> [Work instructions] Could you copy every line from the material below in which "type" appears?

> [Data supplied]
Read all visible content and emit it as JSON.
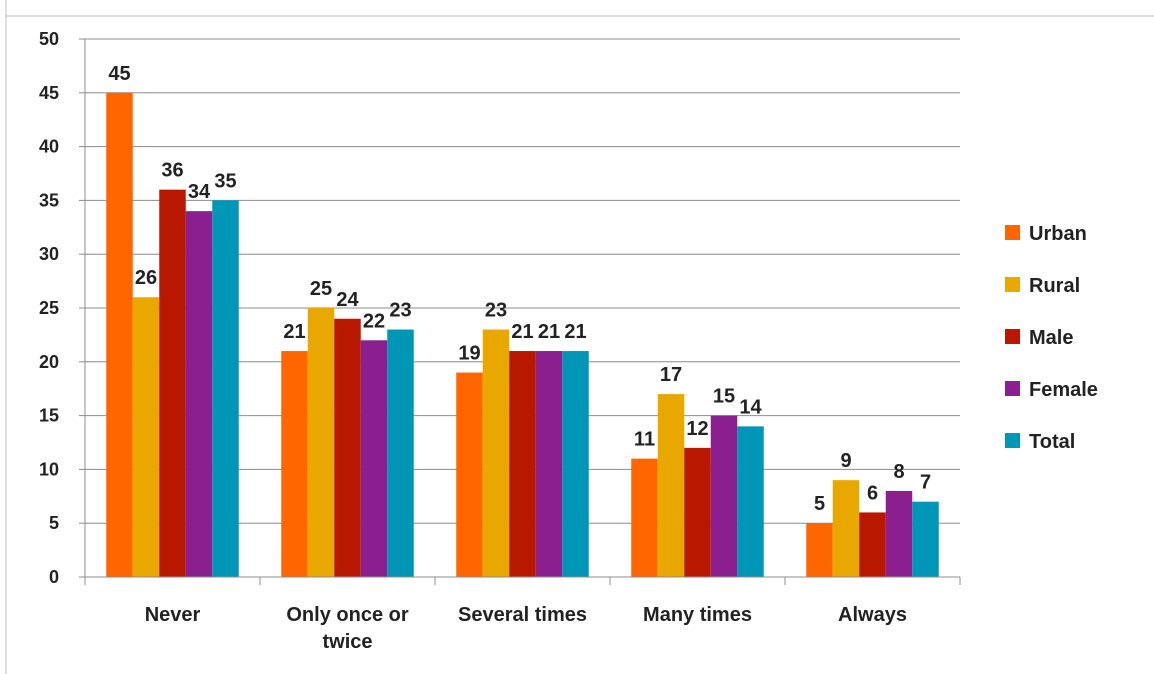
{
  "chart_data": {
    "type": "bar",
    "title": "",
    "xlabel": "",
    "ylabel": "",
    "ylim": [
      0,
      50
    ],
    "yticks": [
      0,
      5,
      10,
      15,
      20,
      25,
      30,
      35,
      40,
      45,
      50
    ],
    "grid": true,
    "legend_position": "right",
    "categories": [
      "Never",
      "Only once or twice",
      "Several times",
      "Many times",
      "Always"
    ],
    "series": [
      {
        "name": "Urban",
        "color": "#ff6600",
        "values": [
          45,
          21,
          19,
          11,
          5
        ]
      },
      {
        "name": "Rural",
        "color": "#e8a800",
        "values": [
          26,
          25,
          23,
          17,
          9
        ]
      },
      {
        "name": "Male",
        "color": "#b81800",
        "values": [
          36,
          24,
          21,
          12,
          6
        ]
      },
      {
        "name": "Female",
        "color": "#8b1f8f",
        "values": [
          34,
          22,
          21,
          15,
          8
        ]
      },
      {
        "name": "Total",
        "color": "#0096b8",
        "values": [
          35,
          23,
          21,
          14,
          7
        ]
      }
    ]
  }
}
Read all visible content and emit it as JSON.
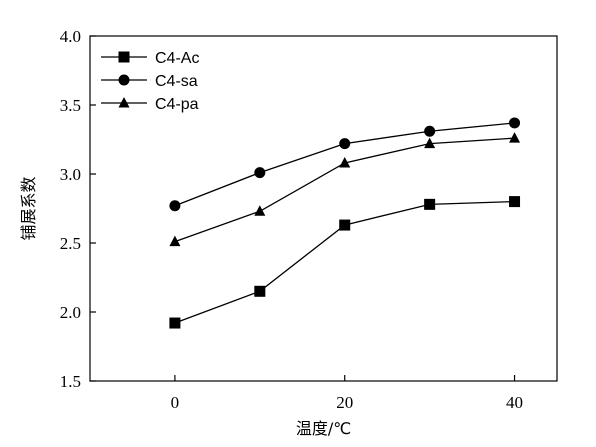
{
  "chart_data": {
    "type": "line",
    "title": "",
    "xlabel": "温度/℃",
    "ylabel": "铺展系数",
    "xlim": [
      -10,
      45
    ],
    "ylim": [
      1.5,
      4.0
    ],
    "xticks": [
      0,
      20,
      40
    ],
    "yticks": [
      1.5,
      2.0,
      2.5,
      3.0,
      3.5,
      4.0
    ],
    "xtick_labels": [
      "0",
      "20",
      "40"
    ],
    "ytick_labels": [
      "1.5",
      "2.0",
      "2.5",
      "3.0",
      "3.5",
      "4.0"
    ],
    "x": [
      0,
      10,
      20,
      30,
      40
    ],
    "grid": false,
    "legend_position": "top-left",
    "series": [
      {
        "name": "C4-Ac",
        "marker": "square",
        "values": [
          1.92,
          2.15,
          2.63,
          2.78,
          2.8
        ]
      },
      {
        "name": "C4-sa",
        "marker": "circle",
        "values": [
          2.77,
          3.01,
          3.22,
          3.31,
          3.37
        ]
      },
      {
        "name": "C4-pa",
        "marker": "triangle",
        "values": [
          2.51,
          2.73,
          3.08,
          3.22,
          3.26
        ]
      }
    ]
  }
}
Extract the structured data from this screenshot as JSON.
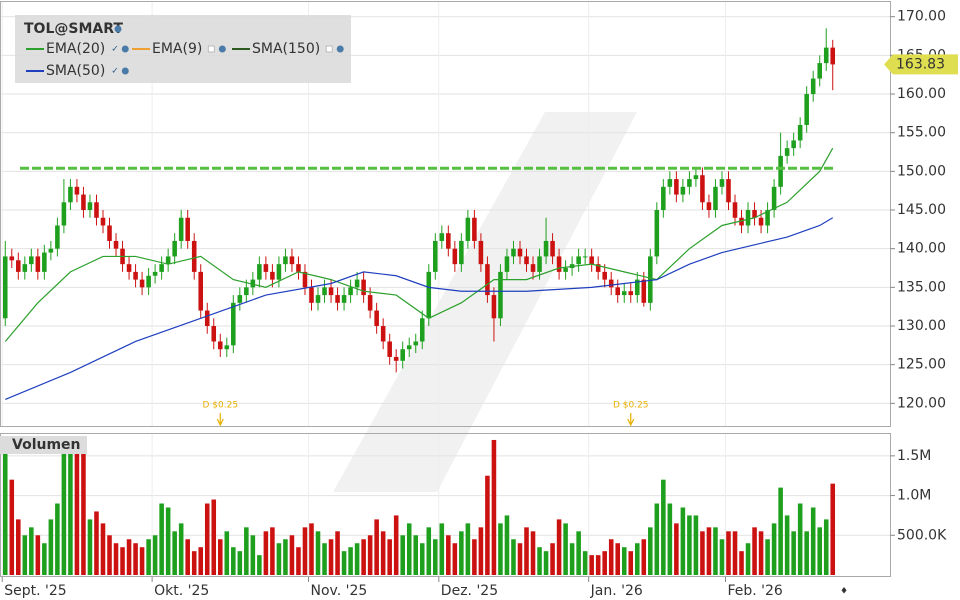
{
  "chart_data": [
    {
      "type": "candlestick",
      "title": "TOL@SMART",
      "open": [
        131,
        139,
        138.5,
        137,
        138,
        139,
        137,
        139.5,
        140,
        143,
        146,
        148,
        147,
        145,
        146,
        144,
        143,
        141,
        140,
        138,
        137,
        136,
        135,
        136.5,
        137,
        138,
        139,
        141,
        144,
        141,
        137,
        132,
        130,
        128,
        127,
        127.5,
        133,
        134,
        135,
        136,
        138,
        137,
        136,
        138,
        139,
        138,
        137,
        135,
        133,
        134,
        135,
        134,
        133,
        134,
        135,
        136,
        134,
        132,
        130,
        128,
        126,
        125.5,
        127,
        127.5,
        128,
        131,
        137,
        141,
        142,
        140,
        138,
        141,
        144,
        141,
        138,
        134,
        131,
        137,
        139,
        140,
        139,
        138,
        137,
        139,
        141,
        139,
        137,
        137.5,
        138,
        139,
        139,
        138,
        137,
        136,
        135,
        134,
        134.5,
        134,
        136,
        133,
        139,
        145,
        148,
        149,
        147,
        148,
        149,
        149.5,
        146,
        145,
        148,
        149,
        146,
        144,
        143,
        145,
        144,
        143,
        145,
        148,
        152,
        153,
        154,
        156,
        160,
        162,
        164,
        166
      ],
      "high": [
        141,
        140,
        139.5,
        139,
        140,
        140,
        140.5,
        141,
        144,
        149,
        149,
        149,
        148,
        147,
        147,
        145,
        144,
        142,
        141,
        139,
        138,
        137,
        137.5,
        138,
        139,
        140,
        142,
        145,
        145,
        142,
        138,
        133,
        131,
        129,
        128.5,
        134,
        135,
        136,
        137,
        139,
        139,
        138,
        139,
        140,
        140,
        139,
        138,
        136,
        135,
        136,
        136,
        135,
        135,
        136,
        137,
        137,
        135,
        133,
        131,
        129,
        127,
        128,
        128.5,
        129,
        132,
        138,
        142,
        143,
        143,
        141,
        142,
        145,
        145,
        142,
        139,
        135,
        138,
        140,
        141,
        141,
        140,
        139,
        140,
        144,
        142,
        140,
        138.5,
        139,
        140,
        140,
        140,
        139,
        138,
        137,
        136,
        135.5,
        135.5,
        137,
        137,
        140,
        146,
        149,
        150,
        150,
        149,
        150,
        150.5,
        150.5,
        147,
        149,
        150,
        150,
        147,
        145,
        146,
        146,
        145,
        146,
        149,
        155,
        154,
        155,
        157,
        161,
        163,
        165,
        168.5,
        167
      ],
      "low": [
        130,
        137.5,
        136,
        136,
        137,
        136,
        136,
        138.5,
        139,
        142,
        145,
        146,
        144,
        144,
        143,
        142,
        140,
        139,
        137,
        136,
        135,
        134,
        134,
        135.5,
        136,
        137,
        138,
        140,
        140,
        136,
        131,
        129,
        127,
        126,
        126,
        126.5,
        132,
        133,
        134,
        135,
        136,
        135,
        135,
        137,
        137,
        136,
        134,
        132,
        132,
        133,
        133,
        132,
        132,
        133,
        134,
        133,
        131,
        129,
        127,
        125,
        124,
        124.5,
        126,
        126.5,
        127,
        130,
        136,
        140,
        139,
        137,
        137,
        140,
        140,
        137,
        133,
        128,
        130,
        136,
        138,
        138,
        137,
        136,
        136,
        138,
        138,
        136,
        136,
        136.5,
        137,
        138,
        137,
        136,
        135,
        134,
        133,
        133,
        133,
        133,
        132.5,
        132,
        138,
        144,
        147,
        146,
        146,
        147,
        148,
        145,
        144,
        144,
        147,
        145,
        143,
        142,
        142,
        143,
        142,
        142,
        144,
        147,
        151,
        152,
        153,
        155,
        159,
        161,
        163,
        160.5
      ],
      "close": [
        139,
        138.5,
        137,
        138,
        139,
        137,
        139.5,
        140,
        143,
        146,
        148,
        147,
        145,
        146,
        144,
        143,
        141,
        140,
        138,
        137,
        136,
        135,
        136.5,
        137,
        138,
        139,
        141,
        144,
        141,
        137,
        132,
        130,
        128,
        127,
        127.5,
        133,
        134,
        135,
        136,
        138,
        137,
        136,
        138,
        139,
        138,
        137,
        135,
        133,
        134,
        135,
        134,
        133,
        134,
        135,
        136,
        134,
        132,
        130,
        128,
        126,
        125.5,
        127,
        127.5,
        128,
        131,
        137,
        141,
        142,
        140,
        138,
        141,
        144,
        141,
        138,
        134,
        131,
        137,
        139,
        140,
        139,
        138,
        137,
        139,
        141,
        139,
        137,
        137.5,
        138,
        139,
        139,
        138,
        137,
        136,
        135,
        134,
        134.5,
        134,
        136,
        133,
        139,
        145,
        148,
        149,
        147,
        148,
        149,
        149.5,
        146,
        145,
        148,
        149,
        146,
        144,
        143,
        145,
        144,
        143,
        145,
        148,
        152,
        153,
        154,
        156,
        160,
        162,
        164,
        166,
        163.83
      ],
      "up_color": "#1ea01e",
      "down_color": "#cc1111",
      "series": [
        {
          "name": "EMA(20)",
          "color": "#2ca02c",
          "x": [
            0,
            5,
            10,
            15,
            20,
            25,
            30,
            35,
            40,
            45,
            50,
            55,
            60,
            65,
            70,
            75,
            80,
            85,
            90,
            95,
            100,
            105,
            110,
            115,
            120,
            125,
            127
          ],
          "values": [
            128,
            133,
            137,
            139,
            139,
            138,
            139,
            136,
            135,
            137,
            136,
            134.5,
            134,
            131,
            133,
            136,
            136,
            137.5,
            138,
            137,
            136,
            140,
            143,
            144,
            146,
            150,
            153
          ]
        },
        {
          "name": "EMA(9)",
          "color": "#f0a030"
        },
        {
          "name": "SMA(150)",
          "color": "#2d5a1e"
        },
        {
          "name": "SMA(50)",
          "color": "#1f3fbf",
          "x": [
            0,
            10,
            20,
            30,
            40,
            50,
            55,
            60,
            65,
            70,
            80,
            90,
            95,
            100,
            105,
            110,
            115,
            120,
            125,
            127
          ],
          "values": [
            120.5,
            124,
            128,
            131,
            134,
            135.5,
            137,
            136.5,
            135,
            134.5,
            134.5,
            135,
            135.5,
            136,
            138,
            139.5,
            140.5,
            141.5,
            143,
            144
          ]
        }
      ],
      "hline": {
        "value": 150.4,
        "color": "#55c040"
      },
      "last_price": 163.83,
      "annotations": [
        {
          "label": "D $0.25",
          "x": 33,
          "color": "#e8b000"
        },
        {
          "label": "D $0.25",
          "x": 96,
          "color": "#e8b000"
        }
      ],
      "xlim": [
        -0.5,
        127.5
      ],
      "ylim": [
        117.2,
        171.9
      ],
      "yticks": [
        {
          "value": 120,
          "label": "120.00"
        },
        {
          "value": 125,
          "label": "125.00"
        },
        {
          "value": 130,
          "label": "130.00"
        },
        {
          "value": 135,
          "label": "135.00"
        },
        {
          "value": 140,
          "label": "140.00"
        },
        {
          "value": 145,
          "label": "145.00"
        },
        {
          "value": 150,
          "label": "150.00"
        },
        {
          "value": 155,
          "label": "155.00"
        },
        {
          "value": 160,
          "label": "160.00"
        },
        {
          "value": 165,
          "label": "165.00"
        },
        {
          "value": 170,
          "label": "170.00"
        }
      ],
      "grid": true
    },
    {
      "type": "bar",
      "title": "Volumen",
      "values": [
        1700000,
        1200000,
        700000,
        500000,
        600000,
        500000,
        400000,
        700000,
        900000,
        1650000,
        1600000,
        1700000,
        1550000,
        700000,
        800000,
        650000,
        500000,
        400000,
        350000,
        450000,
        400000,
        350000,
        450000,
        500000,
        900000,
        850000,
        550000,
        650000,
        450000,
        300000,
        350000,
        900000,
        950000,
        450000,
        550000,
        350000,
        300000,
        600000,
        500000,
        250000,
        550000,
        600000,
        400000,
        450000,
        500000,
        350000,
        600000,
        650000,
        550000,
        400000,
        450000,
        550000,
        300000,
        350000,
        400000,
        450000,
        500000,
        700000,
        550000,
        450000,
        750000,
        500000,
        650000,
        500000,
        400000,
        600000,
        450000,
        650000,
        500000,
        400000,
        550000,
        650000,
        450000,
        600000,
        1250000,
        1700000,
        650000,
        750000,
        450000,
        400000,
        600000,
        550000,
        350000,
        300000,
        400000,
        700000,
        650000,
        400000,
        550000,
        300000,
        250000,
        250000,
        300000,
        450000,
        400000,
        350000,
        300000,
        400000,
        450000,
        600000,
        900000,
        1200000,
        900000,
        650000,
        850000,
        750000,
        750000,
        550000,
        600000,
        600000,
        450000,
        550000,
        550000,
        300000,
        400000,
        600000,
        550000,
        450000,
        650000,
        1100000,
        750000,
        550000,
        900000,
        550000,
        850000,
        600000,
        700000,
        1150000
      ],
      "xlim": [
        -0.5,
        127.5
      ],
      "xticks": [
        {
          "value": 0,
          "label": "Sept. '25"
        },
        {
          "value": 23,
          "label": "Okt. '25"
        },
        {
          "value": 47,
          "label": "Nov. '25"
        },
        {
          "value": 67,
          "label": "Dez. '25"
        },
        {
          "value": 90,
          "label": "Jan. '26"
        },
        {
          "value": 111,
          "label": "Feb. '26"
        }
      ],
      "ylim": [
        0,
        1775000
      ],
      "yticks": [
        {
          "value": 500000,
          "label": "500.0K"
        },
        {
          "value": 1000000,
          "label": "1.0M"
        },
        {
          "value": 1500000,
          "label": "1.5M"
        }
      ],
      "grid": true
    }
  ]
}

> [Exercise solution]
    "type": "bar",
    "type": "line",
      "type": "candlestick",
      "type": "bar",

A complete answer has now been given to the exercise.